- AIM
Give back the entire listing verbatim.

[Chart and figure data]
● ● ● ● ● ● ●

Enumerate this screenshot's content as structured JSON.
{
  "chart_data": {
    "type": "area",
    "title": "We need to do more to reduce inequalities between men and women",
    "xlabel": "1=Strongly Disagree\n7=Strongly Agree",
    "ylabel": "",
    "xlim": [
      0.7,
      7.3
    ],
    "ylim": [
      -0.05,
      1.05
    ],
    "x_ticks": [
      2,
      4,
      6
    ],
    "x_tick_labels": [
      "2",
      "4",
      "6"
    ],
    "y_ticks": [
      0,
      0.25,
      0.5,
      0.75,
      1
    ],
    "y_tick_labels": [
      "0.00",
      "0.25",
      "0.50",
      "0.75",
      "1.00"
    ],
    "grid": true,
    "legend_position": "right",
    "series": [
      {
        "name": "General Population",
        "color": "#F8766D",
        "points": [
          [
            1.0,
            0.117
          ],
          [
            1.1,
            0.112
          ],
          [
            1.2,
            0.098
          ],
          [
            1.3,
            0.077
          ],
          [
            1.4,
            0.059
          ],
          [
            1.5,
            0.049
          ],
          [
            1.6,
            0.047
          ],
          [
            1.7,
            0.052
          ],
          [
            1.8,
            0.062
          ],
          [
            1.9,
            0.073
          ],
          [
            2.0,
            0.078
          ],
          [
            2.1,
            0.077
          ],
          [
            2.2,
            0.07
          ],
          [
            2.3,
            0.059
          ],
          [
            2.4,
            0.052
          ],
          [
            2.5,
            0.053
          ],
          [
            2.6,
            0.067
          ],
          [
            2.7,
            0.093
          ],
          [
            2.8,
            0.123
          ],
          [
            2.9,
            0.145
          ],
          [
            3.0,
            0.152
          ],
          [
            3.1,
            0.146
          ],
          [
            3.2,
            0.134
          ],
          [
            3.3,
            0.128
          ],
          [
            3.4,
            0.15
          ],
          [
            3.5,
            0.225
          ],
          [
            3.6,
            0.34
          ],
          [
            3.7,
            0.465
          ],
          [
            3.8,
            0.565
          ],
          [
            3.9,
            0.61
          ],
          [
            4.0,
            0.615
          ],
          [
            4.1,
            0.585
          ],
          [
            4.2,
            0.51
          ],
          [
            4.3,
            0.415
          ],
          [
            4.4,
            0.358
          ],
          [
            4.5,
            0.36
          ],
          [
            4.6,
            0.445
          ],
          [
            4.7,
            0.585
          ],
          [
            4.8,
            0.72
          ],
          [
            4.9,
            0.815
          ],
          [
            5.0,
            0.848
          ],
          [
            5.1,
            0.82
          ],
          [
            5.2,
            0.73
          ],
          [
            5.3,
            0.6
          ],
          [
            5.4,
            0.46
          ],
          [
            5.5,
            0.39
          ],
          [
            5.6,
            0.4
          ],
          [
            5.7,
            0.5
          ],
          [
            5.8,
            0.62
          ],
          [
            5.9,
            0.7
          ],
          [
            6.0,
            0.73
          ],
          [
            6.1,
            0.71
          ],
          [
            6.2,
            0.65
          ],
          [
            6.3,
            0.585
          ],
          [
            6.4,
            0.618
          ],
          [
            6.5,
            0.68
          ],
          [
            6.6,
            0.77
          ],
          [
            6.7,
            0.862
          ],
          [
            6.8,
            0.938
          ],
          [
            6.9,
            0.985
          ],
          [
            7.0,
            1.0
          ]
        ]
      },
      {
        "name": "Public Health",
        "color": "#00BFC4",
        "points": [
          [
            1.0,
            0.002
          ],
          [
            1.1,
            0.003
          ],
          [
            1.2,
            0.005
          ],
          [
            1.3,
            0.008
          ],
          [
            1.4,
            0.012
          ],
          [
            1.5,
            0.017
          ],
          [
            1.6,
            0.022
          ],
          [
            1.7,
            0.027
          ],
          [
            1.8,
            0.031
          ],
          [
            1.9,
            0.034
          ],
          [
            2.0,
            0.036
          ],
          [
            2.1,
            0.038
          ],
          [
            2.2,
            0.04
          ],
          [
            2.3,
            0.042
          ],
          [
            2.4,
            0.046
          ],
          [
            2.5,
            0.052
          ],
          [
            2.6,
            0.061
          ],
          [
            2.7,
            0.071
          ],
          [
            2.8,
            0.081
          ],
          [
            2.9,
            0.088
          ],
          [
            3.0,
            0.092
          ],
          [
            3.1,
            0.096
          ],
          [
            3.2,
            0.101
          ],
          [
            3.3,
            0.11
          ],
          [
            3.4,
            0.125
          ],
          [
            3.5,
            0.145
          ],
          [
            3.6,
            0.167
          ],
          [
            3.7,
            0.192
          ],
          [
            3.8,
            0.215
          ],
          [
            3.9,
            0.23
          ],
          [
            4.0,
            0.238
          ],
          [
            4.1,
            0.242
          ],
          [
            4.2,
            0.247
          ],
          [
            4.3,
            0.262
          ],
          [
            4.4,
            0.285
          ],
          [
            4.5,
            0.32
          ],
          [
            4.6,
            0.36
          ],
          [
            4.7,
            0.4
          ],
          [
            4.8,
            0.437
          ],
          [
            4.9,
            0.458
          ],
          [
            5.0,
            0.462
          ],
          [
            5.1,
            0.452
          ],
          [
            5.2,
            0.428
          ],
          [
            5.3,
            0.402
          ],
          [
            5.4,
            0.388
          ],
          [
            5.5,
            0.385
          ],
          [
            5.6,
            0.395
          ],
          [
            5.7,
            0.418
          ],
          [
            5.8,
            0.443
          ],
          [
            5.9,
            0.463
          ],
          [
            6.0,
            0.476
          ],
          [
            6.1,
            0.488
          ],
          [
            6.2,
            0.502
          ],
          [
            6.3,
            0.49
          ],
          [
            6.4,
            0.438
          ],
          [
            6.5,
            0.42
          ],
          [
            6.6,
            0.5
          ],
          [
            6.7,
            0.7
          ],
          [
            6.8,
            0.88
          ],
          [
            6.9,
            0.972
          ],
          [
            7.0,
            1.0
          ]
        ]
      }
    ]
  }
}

● ● ● ● ● ● ●

- OUTPUT OF THE TASK
Enumerate this screenshot's content as structured JSON.
{
  "chart_data": {
    "type": "area",
    "title": "We need to do more to reduce inequalities between men and women",
    "xlabel": "1=Strongly Disagree\n7=Strongly Agree",
    "ylabel": "",
    "xlim": [
      0.7,
      7.3
    ],
    "ylim": [
      -0.05,
      1.05
    ],
    "x_ticks": [
      2,
      4,
      6
    ],
    "x_tick_labels": [
      "2",
      "4",
      "6"
    ],
    "y_ticks": [
      0,
      0.25,
      0.5,
      0.75,
      1
    ],
    "y_tick_labels": [
      "0.00",
      "0.25",
      "0.50",
      "0.75",
      "1.00"
    ],
    "grid": true,
    "legend_position": "right",
    "series": [
      {
        "name": "General Population",
        "color": "#F8766D",
        "points": [
          [
            1.0,
            0.117
          ],
          [
            1.1,
            0.112
          ],
          [
            1.2,
            0.098
          ],
          [
            1.3,
            0.077
          ],
          [
            1.4,
            0.059
          ],
          [
            1.5,
            0.049
          ],
          [
            1.6,
            0.047
          ],
          [
            1.7,
            0.052
          ],
          [
            1.8,
            0.062
          ],
          [
            1.9,
            0.073
          ],
          [
            2.0,
            0.078
          ],
          [
            2.1,
            0.077
          ],
          [
            2.2,
            0.07
          ],
          [
            2.3,
            0.059
          ],
          [
            2.4,
            0.052
          ],
          [
            2.5,
            0.053
          ],
          [
            2.6,
            0.067
          ],
          [
            2.7,
            0.093
          ],
          [
            2.8,
            0.123
          ],
          [
            2.9,
            0.145
          ],
          [
            3.0,
            0.152
          ],
          [
            3.1,
            0.146
          ],
          [
            3.2,
            0.134
          ],
          [
            3.3,
            0.128
          ],
          [
            3.4,
            0.15
          ],
          [
            3.5,
            0.225
          ],
          [
            3.6,
            0.34
          ],
          [
            3.7,
            0.465
          ],
          [
            3.8,
            0.565
          ],
          [
            3.9,
            0.61
          ],
          [
            4.0,
            0.615
          ],
          [
            4.1,
            0.585
          ],
          [
            4.2,
            0.51
          ],
          [
            4.3,
            0.415
          ],
          [
            4.4,
            0.358
          ],
          [
            4.5,
            0.36
          ],
          [
            4.6,
            0.445
          ],
          [
            4.7,
            0.585
          ],
          [
            4.8,
            0.72
          ],
          [
            4.9,
            0.815
          ],
          [
            5.0,
            0.848
          ],
          [
            5.1,
            0.82
          ],
          [
            5.2,
            0.73
          ],
          [
            5.3,
            0.6
          ],
          [
            5.4,
            0.46
          ],
          [
            5.5,
            0.39
          ],
          [
            5.6,
            0.4
          ],
          [
            5.7,
            0.5
          ],
          [
            5.8,
            0.62
          ],
          [
            5.9,
            0.7
          ],
          [
            6.0,
            0.73
          ],
          [
            6.1,
            0.71
          ],
          [
            6.2,
            0.65
          ],
          [
            6.3,
            0.585
          ],
          [
            6.4,
            0.618
          ],
          [
            6.5,
            0.68
          ],
          [
            6.6,
            0.77
          ],
          [
            6.7,
            0.862
          ],
          [
            6.8,
            0.938
          ],
          [
            6.9,
            0.985
          ],
          [
            7.0,
            1.0
          ]
        ]
      },
      {
        "name": "Public Health",
        "color": "#00BFC4",
        "points": [
          [
            1.0,
            0.002
          ],
          [
            1.1,
            0.003
          ],
          [
            1.2,
            0.005
          ],
          [
            1.3,
            0.008
          ],
          [
            1.4,
            0.012
          ],
          [
            1.5,
            0.017
          ],
          [
            1.6,
            0.022
          ],
          [
            1.7,
            0.027
          ],
          [
            1.8,
            0.031
          ],
          [
            1.9,
            0.034
          ],
          [
            2.0,
            0.036
          ],
          [
            2.1,
            0.038
          ],
          [
            2.2,
            0.04
          ],
          [
            2.3,
            0.042
          ],
          [
            2.4,
            0.046
          ],
          [
            2.5,
            0.052
          ],
          [
            2.6,
            0.061
          ],
          [
            2.7,
            0.071
          ],
          [
            2.8,
            0.081
          ],
          [
            2.9,
            0.088
          ],
          [
            3.0,
            0.092
          ],
          [
            3.1,
            0.096
          ],
          [
            3.2,
            0.101
          ],
          [
            3.3,
            0.11
          ],
          [
            3.4,
            0.125
          ],
          [
            3.5,
            0.145
          ],
          [
            3.6,
            0.167
          ],
          [
            3.7,
            0.192
          ],
          [
            3.8,
            0.215
          ],
          [
            3.9,
            0.23
          ],
          [
            4.0,
            0.238
          ],
          [
            4.1,
            0.242
          ],
          [
            4.2,
            0.247
          ],
          [
            4.3,
            0.262
          ],
          [
            4.4,
            0.285
          ],
          [
            4.5,
            0.32
          ],
          [
            4.6,
            0.36
          ],
          [
            4.7,
            0.4
          ],
          [
            4.8,
            0.437
          ],
          [
            4.9,
            0.458
          ],
          [
            5.0,
            0.462
          ],
          [
            5.1,
            0.452
          ],
          [
            5.2,
            0.428
          ],
          [
            5.3,
            0.402
          ],
          [
            5.4,
            0.388
          ],
          [
            5.5,
            0.385
          ],
          [
            5.6,
            0.395
          ],
          [
            5.7,
            0.418
          ],
          [
            5.8,
            0.443
          ],
          [
            5.9,
            0.463
          ],
          [
            6.0,
            0.476
          ],
          [
            6.1,
            0.488
          ],
          [
            6.2,
            0.502
          ],
          [
            6.3,
            0.49
          ],
          [
            6.4,
            0.438
          ],
          [
            6.5,
            0.42
          ],
          [
            6.6,
            0.5
          ],
          [
            6.7,
            0.7
          ],
          [
            6.8,
            0.88
          ],
          [
            6.9,
            0.972
          ],
          [
            7.0,
            1.0
          ]
        ]
      }
    ]
  }
}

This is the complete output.